┌────────

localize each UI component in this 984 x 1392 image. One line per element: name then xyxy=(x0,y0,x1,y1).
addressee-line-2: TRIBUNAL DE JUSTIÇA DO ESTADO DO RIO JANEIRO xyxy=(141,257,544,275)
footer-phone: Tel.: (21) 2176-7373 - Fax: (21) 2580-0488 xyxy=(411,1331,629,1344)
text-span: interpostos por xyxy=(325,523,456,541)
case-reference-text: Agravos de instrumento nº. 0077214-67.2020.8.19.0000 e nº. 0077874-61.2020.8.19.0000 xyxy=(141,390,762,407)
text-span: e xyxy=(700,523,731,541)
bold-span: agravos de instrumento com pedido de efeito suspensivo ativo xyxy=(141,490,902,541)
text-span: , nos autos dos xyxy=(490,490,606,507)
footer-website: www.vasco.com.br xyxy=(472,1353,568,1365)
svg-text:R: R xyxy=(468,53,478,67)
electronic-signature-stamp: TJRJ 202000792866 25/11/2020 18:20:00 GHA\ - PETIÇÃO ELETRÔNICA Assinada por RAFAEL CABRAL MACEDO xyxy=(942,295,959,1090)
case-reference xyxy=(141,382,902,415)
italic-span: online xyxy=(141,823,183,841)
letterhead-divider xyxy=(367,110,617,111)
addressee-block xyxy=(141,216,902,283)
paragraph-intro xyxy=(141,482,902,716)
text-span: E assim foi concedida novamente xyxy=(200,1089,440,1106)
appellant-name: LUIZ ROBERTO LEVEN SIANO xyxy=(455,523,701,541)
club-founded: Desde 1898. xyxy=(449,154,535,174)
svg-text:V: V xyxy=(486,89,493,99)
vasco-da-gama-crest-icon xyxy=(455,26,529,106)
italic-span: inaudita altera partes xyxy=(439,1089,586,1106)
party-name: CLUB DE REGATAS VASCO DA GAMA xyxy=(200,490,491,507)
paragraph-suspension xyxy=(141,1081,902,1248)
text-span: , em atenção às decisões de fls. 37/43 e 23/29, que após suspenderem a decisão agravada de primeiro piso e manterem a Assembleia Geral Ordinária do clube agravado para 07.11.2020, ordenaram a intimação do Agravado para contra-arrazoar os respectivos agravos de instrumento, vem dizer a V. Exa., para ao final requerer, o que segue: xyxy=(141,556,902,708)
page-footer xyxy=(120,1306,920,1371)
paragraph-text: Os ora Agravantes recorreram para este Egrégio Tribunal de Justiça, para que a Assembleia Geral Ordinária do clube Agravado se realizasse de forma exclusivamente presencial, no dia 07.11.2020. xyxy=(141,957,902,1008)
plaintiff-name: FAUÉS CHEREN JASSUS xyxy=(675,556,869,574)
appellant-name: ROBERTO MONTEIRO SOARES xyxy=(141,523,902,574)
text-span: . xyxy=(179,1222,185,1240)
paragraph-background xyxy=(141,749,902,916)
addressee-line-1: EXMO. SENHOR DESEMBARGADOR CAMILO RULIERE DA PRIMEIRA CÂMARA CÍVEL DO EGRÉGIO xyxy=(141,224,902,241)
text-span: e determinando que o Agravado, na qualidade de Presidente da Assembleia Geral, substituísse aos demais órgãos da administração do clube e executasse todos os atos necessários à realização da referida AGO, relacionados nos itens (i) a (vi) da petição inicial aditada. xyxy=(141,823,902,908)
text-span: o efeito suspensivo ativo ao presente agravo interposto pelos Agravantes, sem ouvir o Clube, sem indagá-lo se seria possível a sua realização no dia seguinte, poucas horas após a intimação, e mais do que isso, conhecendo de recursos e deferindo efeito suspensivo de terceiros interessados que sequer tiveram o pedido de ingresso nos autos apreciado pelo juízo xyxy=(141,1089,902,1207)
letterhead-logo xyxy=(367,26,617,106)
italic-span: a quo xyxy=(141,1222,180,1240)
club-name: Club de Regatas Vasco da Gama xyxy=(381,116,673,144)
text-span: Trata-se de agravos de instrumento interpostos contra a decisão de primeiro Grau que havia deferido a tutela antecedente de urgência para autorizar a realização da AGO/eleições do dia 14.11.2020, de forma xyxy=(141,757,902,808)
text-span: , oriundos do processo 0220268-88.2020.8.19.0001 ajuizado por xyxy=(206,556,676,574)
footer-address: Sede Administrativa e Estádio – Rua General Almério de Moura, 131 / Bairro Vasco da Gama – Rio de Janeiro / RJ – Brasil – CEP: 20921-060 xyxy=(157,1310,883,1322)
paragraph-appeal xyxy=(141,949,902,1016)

└────────

Copy all of the rows above word for word, keeping each line unchanged and in the same order.

localize each UI component in this 984 x 1392 image. One line per element: name then xyxy=(x0,y0,x1,y1).
addressee-line-2: TRIBUNAL DE JUSTIÇA DO ESTADO DO RIO JANEIRO xyxy=(141,257,544,275)
footer-phone: Tel.: (21) 2176-7373 - Fax: (21) 2580-0488 xyxy=(411,1331,629,1344)
text-span: interpostos por xyxy=(325,523,456,541)
case-reference-text: Agravos de instrumento nº. 0077214-67.2020.8.19.0000 e nº. 0077874-61.2020.8.19.0000 xyxy=(141,390,762,407)
text-span: e xyxy=(700,523,731,541)
bold-span: agravos de instrumento com pedido de efeito suspensivo ativo xyxy=(141,490,902,541)
text-span: , nos autos dos xyxy=(490,490,606,507)
footer-website: www.vasco.com.br xyxy=(472,1353,568,1365)
svg-text:R: R xyxy=(468,53,478,67)
electronic-signature-stamp: TJRJ 202000792866 25/11/2020 18:20:00 GHA\ - PETIÇÃO ELETRÔNICA Assinada por RAFAEL CABRAL MACEDO xyxy=(942,295,959,1090)
case-reference xyxy=(141,382,902,415)
italic-span: online xyxy=(141,823,183,841)
letterhead-divider xyxy=(367,110,617,111)
addressee-block xyxy=(141,216,902,283)
paragraph-intro xyxy=(141,482,902,716)
text-span: E assim foi concedida novamente xyxy=(200,1089,440,1106)
appellant-name: LUIZ ROBERTO LEVEN SIANO xyxy=(455,523,701,541)
club-founded: Desde 1898. xyxy=(449,154,535,174)
svg-text:V: V xyxy=(486,89,493,99)
vasco-da-gama-crest-icon xyxy=(455,26,529,106)
italic-span: inaudita altera partes xyxy=(439,1089,586,1106)
party-name: CLUB DE REGATAS VASCO DA GAMA xyxy=(200,490,491,507)
paragraph-suspension xyxy=(141,1081,902,1248)
text-span: , em atenção às decisões de fls. 37/43 e 23/29, que após suspenderem a decisão agravada de primeiro piso e manterem a Assembleia Geral Ordinária do clube agravado para 07.11.2020, ordenaram a intimação do Agravado para contra-arrazoar os respectivos agravos de instrumento, vem dizer a V. Exa., para ao final requerer, o que segue: xyxy=(141,556,902,708)
page-footer xyxy=(120,1306,920,1371)
paragraph-text: Os ora Agravantes recorreram para este Egrégio Tribunal de Justiça, para que a Assembleia Geral Ordinária do clube Agravado se realizasse de forma exclusivamente presencial, no dia 07.11.2020. xyxy=(141,957,902,1008)
plaintiff-name: FAUÉS CHEREN JASSUS xyxy=(675,556,869,574)
appellant-name: ROBERTO MONTEIRO SOARES xyxy=(141,523,902,574)
text-span: . xyxy=(179,1222,185,1240)
paragraph-background xyxy=(141,749,902,916)
addressee-line-1: EXMO. SENHOR DESEMBARGADOR CAMILO RULIERE DA PRIMEIRA CÂMARA CÍVEL DO EGRÉGIO xyxy=(141,224,902,241)
text-span: e determinando que o Agravado, na qualidade de Presidente da Assembleia Geral, substituísse aos demais órgãos da administração do clube e executasse todos os atos necessários à realização da referida AGO, relacionados nos itens (i) a (vi) da petição inicial aditada. xyxy=(141,823,902,908)
text-span: o efeito suspensivo ativo ao presente agravo interposto pelos Agravantes, sem ouvir o Clube, sem indagá-lo se seria possível a sua realização no dia seguinte, poucas horas após a intimação, e mais do que isso, conhecendo de recursos e deferindo efeito suspensivo de terceiros interessados que sequer tiveram o pedido de ingresso nos autos apreciado pelo juízo xyxy=(141,1089,902,1207)
letterhead-logo xyxy=(367,26,617,106)
italic-span: a quo xyxy=(141,1222,180,1240)
club-name: Club de Regatas Vasco da Gama xyxy=(381,116,673,144)
text-span: Trata-se de agravos de instrumento interpostos contra a decisão de primeiro Grau que havia deferido a tutela antecedente de urgência para autorizar a realização da AGO/eleições do dia 14.11.2020, de forma xyxy=(141,757,902,808)
text-span: , oriundos do processo 0220268-88.2020.8.19.0001 ajuizado por xyxy=(206,556,676,574)
footer-address: Sede Administrativa e Estádio – Rua General Almério de Moura, 131 / Bairro Vasco da Gama – Rio de Janeiro / RJ – Brasil – CEP: 20921-060 xyxy=(157,1310,883,1322)
paragraph-appeal xyxy=(141,949,902,1016)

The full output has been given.